| WORK TO COMPLETE |
Locate the word "text" in the data below, then copy every line that holds it.

Records excerpted from a collection
===============

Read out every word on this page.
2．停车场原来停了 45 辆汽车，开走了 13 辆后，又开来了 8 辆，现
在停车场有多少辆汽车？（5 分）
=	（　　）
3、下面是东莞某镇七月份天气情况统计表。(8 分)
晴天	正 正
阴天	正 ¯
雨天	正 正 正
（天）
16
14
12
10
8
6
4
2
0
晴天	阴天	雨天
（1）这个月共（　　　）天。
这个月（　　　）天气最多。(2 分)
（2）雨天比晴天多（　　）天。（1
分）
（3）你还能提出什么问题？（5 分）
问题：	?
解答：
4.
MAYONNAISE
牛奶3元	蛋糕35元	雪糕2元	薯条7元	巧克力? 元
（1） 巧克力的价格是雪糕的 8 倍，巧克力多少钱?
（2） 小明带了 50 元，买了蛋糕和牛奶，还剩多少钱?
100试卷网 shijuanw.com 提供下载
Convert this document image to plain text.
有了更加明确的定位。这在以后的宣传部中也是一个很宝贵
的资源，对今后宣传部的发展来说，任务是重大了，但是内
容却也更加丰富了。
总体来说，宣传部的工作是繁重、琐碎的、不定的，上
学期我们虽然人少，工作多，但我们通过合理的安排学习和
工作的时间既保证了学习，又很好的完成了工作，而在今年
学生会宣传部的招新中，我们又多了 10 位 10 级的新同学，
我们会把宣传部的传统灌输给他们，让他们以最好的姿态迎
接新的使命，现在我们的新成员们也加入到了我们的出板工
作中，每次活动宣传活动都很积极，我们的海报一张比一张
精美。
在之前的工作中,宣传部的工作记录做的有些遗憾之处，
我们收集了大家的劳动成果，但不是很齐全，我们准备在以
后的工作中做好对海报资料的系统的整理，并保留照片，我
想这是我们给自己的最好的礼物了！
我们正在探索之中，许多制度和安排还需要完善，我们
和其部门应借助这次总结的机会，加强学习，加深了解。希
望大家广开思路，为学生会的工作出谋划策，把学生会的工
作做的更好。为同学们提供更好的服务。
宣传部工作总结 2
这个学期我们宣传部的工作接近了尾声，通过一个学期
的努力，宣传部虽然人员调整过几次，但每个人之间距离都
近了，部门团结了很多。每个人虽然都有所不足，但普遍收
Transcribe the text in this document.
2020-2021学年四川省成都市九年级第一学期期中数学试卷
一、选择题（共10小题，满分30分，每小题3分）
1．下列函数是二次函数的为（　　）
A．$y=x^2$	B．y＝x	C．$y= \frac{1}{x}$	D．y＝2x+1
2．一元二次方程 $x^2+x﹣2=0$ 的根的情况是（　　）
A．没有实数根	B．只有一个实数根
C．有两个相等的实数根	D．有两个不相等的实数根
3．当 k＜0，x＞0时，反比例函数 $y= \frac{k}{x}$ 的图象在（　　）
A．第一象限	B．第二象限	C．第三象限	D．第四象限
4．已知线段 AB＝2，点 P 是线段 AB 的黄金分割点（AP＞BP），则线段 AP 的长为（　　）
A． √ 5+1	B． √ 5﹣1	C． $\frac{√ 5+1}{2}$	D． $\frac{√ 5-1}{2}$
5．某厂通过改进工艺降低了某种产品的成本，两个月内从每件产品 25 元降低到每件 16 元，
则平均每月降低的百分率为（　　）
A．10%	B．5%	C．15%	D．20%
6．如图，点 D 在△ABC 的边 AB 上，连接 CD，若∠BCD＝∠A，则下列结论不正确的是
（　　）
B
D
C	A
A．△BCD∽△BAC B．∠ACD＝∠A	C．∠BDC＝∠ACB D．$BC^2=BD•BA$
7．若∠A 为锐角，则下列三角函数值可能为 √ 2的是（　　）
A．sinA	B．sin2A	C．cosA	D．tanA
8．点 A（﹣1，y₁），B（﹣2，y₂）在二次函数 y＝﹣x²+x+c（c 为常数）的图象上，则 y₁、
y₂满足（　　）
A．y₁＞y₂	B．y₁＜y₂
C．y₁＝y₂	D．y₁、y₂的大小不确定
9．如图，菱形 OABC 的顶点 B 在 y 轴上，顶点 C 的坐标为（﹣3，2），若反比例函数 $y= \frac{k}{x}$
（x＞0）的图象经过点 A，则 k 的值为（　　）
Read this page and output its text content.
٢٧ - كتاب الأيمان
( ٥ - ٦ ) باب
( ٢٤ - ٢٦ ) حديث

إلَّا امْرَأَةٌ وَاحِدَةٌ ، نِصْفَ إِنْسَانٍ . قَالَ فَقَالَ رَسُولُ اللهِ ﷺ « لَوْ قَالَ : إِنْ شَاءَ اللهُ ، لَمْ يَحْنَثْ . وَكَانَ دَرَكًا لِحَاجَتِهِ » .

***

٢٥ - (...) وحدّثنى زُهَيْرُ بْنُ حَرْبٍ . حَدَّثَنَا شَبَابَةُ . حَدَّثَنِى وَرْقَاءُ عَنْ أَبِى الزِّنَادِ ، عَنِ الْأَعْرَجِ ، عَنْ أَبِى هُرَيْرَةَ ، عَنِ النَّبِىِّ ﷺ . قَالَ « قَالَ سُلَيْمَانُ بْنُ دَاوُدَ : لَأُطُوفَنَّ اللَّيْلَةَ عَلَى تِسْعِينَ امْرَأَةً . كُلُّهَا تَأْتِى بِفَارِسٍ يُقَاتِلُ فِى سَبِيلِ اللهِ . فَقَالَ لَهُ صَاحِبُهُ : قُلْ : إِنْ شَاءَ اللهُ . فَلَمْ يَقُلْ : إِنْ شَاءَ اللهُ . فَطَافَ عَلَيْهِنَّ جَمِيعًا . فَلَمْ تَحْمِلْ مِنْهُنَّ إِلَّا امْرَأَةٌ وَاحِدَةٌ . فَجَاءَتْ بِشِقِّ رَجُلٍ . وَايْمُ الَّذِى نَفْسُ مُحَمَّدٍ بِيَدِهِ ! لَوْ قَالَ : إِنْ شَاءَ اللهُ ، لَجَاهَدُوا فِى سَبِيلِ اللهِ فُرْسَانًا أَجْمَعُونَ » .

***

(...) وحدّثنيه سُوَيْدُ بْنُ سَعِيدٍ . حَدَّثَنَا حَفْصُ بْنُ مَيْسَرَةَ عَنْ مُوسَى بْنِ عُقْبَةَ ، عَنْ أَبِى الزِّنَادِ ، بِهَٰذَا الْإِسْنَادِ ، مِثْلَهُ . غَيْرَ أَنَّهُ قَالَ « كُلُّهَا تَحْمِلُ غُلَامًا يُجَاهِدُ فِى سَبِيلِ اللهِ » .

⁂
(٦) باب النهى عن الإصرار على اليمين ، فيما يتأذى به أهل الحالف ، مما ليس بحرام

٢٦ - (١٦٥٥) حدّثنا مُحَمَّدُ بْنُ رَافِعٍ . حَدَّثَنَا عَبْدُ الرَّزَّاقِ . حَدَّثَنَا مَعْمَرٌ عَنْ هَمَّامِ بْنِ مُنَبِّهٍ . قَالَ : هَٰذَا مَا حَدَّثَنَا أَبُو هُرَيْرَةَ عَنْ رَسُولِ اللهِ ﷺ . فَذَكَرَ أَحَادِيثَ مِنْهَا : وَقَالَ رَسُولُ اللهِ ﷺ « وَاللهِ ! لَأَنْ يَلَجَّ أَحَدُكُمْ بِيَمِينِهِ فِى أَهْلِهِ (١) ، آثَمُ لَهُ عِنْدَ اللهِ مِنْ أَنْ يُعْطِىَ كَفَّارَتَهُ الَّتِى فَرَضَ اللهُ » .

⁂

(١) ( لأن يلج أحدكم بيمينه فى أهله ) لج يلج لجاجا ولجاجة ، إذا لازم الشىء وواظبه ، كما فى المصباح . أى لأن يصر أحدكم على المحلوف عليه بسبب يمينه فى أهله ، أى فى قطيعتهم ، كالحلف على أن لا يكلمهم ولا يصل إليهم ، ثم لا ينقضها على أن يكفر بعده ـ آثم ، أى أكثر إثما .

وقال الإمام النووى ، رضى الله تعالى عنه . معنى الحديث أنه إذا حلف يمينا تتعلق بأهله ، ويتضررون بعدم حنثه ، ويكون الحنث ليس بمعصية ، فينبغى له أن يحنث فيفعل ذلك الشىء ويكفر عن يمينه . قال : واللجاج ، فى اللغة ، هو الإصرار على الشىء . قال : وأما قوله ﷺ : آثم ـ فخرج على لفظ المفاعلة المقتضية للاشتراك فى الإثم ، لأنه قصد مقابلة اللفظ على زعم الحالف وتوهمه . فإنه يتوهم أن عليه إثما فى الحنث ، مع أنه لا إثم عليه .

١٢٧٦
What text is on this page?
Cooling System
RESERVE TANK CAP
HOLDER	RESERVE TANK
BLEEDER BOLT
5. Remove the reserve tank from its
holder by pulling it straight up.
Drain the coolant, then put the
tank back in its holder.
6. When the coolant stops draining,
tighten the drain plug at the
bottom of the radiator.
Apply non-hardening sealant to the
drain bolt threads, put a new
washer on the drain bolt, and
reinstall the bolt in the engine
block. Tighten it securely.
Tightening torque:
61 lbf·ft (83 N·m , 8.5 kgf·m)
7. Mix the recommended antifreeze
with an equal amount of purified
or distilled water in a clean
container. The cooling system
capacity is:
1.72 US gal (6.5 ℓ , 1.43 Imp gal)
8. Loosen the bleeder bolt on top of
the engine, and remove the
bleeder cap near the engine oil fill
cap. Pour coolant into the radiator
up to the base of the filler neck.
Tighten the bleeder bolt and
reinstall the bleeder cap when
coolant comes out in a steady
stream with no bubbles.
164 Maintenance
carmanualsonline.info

===============

| ANSWER TO THIS PROBLEM |
Convert this document image to plain text.
Transcribe the text in this document.
Read this page and output its text content.
What text is on this page?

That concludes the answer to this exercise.